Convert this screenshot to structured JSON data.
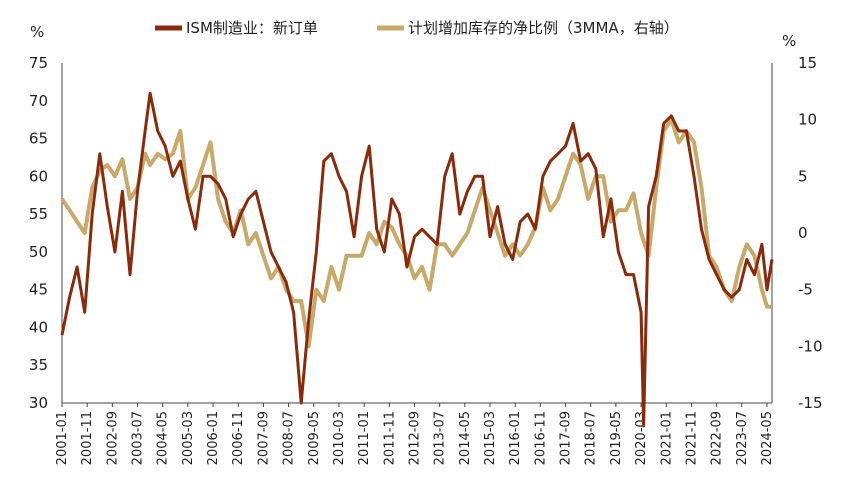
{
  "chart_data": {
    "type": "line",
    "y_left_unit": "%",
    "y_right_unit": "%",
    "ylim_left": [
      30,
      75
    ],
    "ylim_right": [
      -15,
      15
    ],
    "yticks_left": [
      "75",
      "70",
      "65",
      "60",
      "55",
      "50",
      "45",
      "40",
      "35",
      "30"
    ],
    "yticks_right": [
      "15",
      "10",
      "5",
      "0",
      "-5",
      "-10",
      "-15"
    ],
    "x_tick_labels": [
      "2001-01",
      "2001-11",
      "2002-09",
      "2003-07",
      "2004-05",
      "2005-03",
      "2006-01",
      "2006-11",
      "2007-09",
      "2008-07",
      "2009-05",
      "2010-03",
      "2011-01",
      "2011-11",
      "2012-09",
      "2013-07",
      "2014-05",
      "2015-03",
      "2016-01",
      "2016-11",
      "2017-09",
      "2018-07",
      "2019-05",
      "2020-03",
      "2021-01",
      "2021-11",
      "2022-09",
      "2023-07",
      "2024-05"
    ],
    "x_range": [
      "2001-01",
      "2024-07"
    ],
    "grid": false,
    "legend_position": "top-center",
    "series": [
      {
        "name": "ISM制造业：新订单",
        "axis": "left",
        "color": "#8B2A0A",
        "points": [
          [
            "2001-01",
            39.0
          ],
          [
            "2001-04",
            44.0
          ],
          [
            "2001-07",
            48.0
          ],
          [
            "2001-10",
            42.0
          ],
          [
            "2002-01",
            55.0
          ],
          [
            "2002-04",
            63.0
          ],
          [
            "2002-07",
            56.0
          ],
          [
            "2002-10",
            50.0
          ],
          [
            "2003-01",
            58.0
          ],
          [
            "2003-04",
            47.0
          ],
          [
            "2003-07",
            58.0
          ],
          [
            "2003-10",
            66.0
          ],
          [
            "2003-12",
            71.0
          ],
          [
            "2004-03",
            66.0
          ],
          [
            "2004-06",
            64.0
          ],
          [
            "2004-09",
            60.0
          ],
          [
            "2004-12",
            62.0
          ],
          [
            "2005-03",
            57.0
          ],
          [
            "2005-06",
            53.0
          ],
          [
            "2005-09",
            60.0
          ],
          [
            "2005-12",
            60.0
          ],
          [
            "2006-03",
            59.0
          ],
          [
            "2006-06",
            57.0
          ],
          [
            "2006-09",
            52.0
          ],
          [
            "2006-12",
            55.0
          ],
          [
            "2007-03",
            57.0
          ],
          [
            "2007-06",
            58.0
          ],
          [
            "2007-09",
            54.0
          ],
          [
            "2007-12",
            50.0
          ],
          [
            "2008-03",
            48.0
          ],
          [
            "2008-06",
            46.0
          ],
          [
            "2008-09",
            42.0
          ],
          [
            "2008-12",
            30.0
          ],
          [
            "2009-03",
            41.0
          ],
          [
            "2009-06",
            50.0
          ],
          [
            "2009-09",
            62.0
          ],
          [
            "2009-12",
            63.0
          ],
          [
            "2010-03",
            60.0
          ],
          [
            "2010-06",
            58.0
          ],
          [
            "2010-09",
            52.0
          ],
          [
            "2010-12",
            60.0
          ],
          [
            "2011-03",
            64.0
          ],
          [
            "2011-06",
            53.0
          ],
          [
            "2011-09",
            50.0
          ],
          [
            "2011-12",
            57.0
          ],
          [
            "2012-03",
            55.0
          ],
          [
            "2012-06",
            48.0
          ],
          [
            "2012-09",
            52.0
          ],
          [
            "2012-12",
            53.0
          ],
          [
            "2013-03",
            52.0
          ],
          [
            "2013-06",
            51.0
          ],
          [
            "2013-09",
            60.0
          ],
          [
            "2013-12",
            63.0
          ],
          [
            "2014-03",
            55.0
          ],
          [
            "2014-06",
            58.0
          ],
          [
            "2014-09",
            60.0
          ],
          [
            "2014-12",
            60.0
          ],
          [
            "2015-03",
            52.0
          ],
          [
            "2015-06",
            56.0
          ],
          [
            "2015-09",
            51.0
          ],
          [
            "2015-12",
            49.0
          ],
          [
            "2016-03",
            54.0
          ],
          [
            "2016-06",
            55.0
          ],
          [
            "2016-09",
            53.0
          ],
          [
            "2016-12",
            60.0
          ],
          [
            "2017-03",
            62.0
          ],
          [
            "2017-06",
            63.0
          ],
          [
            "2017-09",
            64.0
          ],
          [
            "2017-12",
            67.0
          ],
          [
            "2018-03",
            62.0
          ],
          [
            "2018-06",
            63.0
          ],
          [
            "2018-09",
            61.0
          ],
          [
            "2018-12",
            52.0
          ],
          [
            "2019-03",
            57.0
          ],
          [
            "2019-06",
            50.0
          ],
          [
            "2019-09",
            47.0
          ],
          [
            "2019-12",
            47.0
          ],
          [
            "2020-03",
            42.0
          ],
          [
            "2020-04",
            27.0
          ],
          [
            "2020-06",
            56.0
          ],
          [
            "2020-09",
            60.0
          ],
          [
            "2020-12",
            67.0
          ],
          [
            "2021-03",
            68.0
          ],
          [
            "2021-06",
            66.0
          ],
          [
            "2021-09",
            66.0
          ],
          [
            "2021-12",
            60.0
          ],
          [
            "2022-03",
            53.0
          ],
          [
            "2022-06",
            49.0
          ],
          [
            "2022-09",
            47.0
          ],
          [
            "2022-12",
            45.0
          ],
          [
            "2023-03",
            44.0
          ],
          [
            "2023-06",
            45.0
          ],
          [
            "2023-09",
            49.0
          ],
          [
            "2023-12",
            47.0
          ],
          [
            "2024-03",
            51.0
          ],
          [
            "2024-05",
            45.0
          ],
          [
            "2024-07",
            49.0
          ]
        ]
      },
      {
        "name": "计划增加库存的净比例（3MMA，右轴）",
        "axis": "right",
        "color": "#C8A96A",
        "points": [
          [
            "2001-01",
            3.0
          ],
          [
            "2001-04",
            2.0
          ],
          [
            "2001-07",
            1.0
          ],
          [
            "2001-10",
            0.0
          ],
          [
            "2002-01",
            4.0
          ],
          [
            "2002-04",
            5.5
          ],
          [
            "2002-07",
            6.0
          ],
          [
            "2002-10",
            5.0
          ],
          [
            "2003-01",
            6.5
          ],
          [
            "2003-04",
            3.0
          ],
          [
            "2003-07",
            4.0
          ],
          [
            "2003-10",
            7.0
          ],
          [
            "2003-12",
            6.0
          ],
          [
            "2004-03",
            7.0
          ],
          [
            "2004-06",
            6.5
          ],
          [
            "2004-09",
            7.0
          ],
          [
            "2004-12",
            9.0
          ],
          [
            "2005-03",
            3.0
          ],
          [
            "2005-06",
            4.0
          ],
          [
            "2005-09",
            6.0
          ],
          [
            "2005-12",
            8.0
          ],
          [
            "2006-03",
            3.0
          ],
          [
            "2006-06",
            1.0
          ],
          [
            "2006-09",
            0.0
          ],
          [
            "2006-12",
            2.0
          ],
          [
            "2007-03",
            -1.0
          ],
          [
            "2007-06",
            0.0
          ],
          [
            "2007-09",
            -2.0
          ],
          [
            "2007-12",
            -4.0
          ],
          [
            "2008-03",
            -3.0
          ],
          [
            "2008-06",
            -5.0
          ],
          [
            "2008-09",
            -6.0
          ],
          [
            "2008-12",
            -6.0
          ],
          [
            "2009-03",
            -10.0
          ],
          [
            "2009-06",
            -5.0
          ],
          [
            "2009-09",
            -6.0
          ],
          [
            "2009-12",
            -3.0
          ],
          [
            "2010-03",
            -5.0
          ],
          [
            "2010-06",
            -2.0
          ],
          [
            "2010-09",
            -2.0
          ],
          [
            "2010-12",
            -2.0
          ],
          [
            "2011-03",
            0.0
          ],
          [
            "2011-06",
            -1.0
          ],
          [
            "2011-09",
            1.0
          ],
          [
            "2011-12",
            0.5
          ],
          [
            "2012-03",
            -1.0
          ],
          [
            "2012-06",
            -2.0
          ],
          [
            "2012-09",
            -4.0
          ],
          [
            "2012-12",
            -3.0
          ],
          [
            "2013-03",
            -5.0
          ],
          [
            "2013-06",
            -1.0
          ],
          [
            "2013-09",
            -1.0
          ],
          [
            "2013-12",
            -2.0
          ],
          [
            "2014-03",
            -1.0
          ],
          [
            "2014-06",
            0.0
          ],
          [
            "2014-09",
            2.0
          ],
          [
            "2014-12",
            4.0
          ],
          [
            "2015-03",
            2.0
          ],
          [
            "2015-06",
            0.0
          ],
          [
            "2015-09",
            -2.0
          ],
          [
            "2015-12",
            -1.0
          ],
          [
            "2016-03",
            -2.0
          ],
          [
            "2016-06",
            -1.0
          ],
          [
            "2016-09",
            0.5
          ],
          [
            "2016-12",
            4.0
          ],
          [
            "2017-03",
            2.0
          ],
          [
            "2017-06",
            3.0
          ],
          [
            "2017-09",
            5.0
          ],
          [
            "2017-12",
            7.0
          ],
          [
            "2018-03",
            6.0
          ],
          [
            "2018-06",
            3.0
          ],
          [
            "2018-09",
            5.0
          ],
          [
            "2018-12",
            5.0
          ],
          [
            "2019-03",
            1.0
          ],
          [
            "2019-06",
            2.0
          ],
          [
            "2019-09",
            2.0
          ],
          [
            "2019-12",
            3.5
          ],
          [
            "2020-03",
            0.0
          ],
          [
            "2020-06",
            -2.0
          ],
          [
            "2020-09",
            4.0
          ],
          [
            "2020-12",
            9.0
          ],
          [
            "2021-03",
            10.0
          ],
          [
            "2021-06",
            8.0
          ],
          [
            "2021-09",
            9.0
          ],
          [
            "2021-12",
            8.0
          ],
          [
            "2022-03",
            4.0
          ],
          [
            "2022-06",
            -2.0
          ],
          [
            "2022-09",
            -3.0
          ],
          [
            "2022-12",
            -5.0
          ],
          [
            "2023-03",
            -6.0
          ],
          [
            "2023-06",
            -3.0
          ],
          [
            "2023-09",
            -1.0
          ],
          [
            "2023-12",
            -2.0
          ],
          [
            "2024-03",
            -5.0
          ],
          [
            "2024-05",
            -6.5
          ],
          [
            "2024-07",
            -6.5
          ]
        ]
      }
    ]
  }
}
=-=-=-=-=
Show every line above in which the word "name" occurs.

        "name": "ISM制造业：新订单",
        "name": "计划增加库存的净比例（3MMA，右轴）",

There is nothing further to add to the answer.